- [DATA PROVIDED]

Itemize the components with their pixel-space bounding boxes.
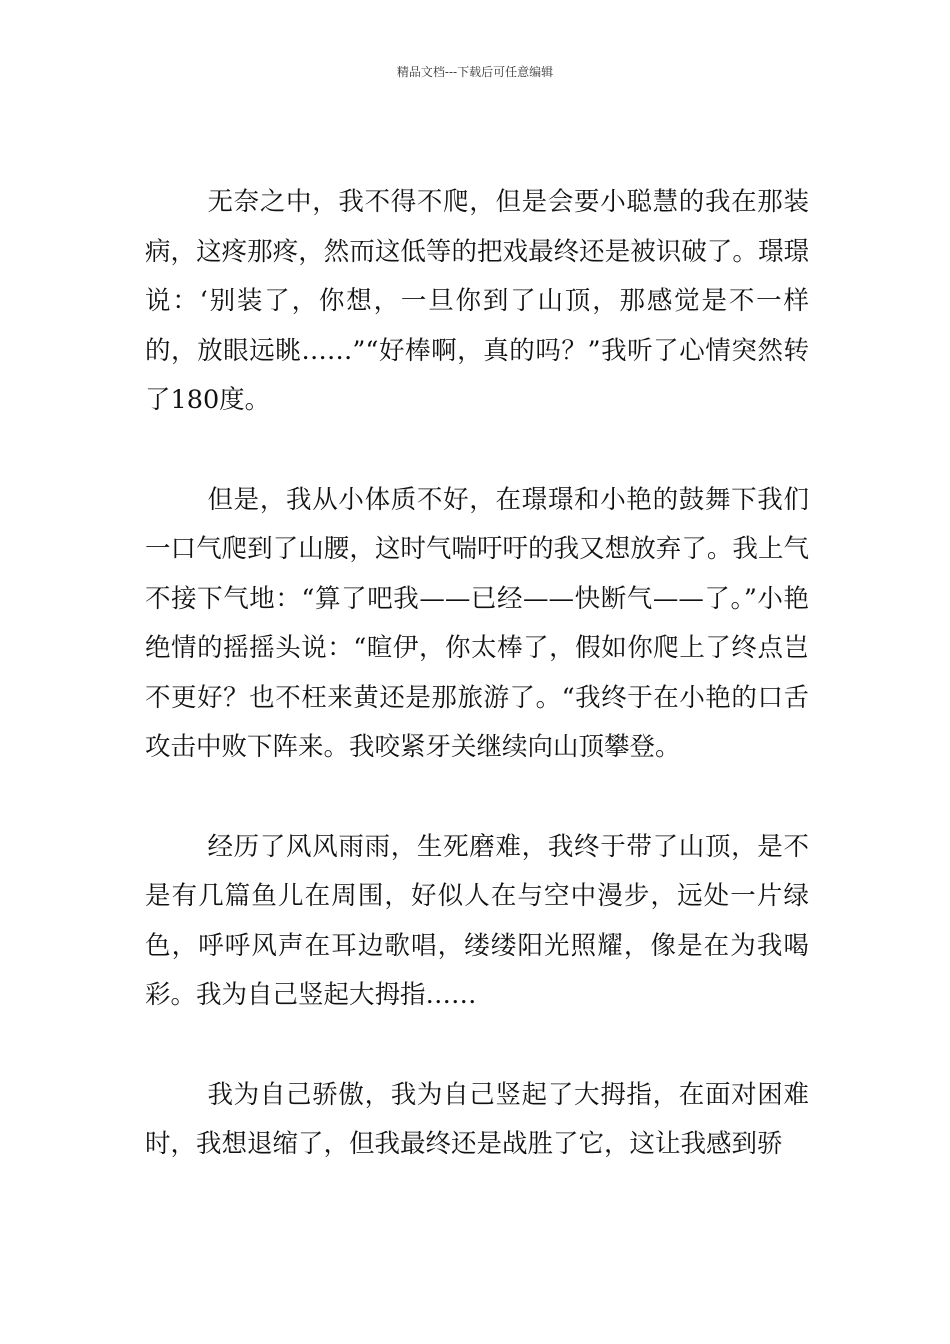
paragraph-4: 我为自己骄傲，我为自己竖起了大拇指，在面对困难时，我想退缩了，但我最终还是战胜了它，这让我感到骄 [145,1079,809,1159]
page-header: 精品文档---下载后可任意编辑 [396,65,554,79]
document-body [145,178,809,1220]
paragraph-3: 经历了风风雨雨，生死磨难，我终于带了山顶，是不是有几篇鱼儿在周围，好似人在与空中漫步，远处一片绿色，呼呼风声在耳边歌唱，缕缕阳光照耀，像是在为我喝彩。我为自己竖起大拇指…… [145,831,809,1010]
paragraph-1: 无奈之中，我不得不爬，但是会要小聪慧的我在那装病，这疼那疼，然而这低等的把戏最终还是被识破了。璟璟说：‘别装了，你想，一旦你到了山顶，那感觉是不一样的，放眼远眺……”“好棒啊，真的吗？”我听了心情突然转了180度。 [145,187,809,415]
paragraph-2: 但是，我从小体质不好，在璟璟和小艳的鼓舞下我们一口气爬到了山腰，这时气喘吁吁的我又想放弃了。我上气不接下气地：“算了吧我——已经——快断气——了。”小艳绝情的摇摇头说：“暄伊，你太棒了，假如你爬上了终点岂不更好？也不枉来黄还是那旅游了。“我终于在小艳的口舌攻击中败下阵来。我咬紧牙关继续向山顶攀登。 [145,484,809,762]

* * *

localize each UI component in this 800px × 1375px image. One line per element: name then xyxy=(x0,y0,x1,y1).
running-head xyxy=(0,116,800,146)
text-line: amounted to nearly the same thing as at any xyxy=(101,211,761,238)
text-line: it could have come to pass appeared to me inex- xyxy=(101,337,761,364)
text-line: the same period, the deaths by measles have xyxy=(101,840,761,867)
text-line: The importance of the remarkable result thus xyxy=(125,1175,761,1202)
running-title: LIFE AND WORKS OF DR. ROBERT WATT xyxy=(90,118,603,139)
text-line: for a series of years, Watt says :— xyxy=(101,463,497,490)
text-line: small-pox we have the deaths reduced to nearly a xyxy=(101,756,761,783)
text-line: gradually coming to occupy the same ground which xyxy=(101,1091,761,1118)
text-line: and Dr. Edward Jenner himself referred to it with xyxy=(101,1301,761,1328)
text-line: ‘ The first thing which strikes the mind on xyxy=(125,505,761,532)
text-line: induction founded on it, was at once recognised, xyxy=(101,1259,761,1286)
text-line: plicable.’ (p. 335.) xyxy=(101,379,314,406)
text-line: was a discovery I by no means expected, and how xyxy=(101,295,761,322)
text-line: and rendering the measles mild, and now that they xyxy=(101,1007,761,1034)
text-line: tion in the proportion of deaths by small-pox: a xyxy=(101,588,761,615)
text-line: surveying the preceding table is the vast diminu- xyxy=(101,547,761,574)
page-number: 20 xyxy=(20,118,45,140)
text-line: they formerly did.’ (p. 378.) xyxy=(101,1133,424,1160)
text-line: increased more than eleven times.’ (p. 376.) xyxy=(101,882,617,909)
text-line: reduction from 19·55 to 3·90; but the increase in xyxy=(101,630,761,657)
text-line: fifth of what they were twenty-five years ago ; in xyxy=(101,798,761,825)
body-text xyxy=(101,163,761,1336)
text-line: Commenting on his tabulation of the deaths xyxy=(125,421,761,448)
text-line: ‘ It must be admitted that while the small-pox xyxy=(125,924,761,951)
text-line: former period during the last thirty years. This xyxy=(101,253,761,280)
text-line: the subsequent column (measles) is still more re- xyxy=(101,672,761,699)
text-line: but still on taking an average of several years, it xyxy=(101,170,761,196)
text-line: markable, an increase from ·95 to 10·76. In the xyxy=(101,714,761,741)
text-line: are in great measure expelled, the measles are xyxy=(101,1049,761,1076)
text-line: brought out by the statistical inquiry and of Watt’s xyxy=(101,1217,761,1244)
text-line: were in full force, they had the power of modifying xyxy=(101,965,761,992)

- [EXERCISE TASK] Please count the lines of the material above that contain the string "more" and reply with that number alone.

- [COMPLETE OUTPUT] 2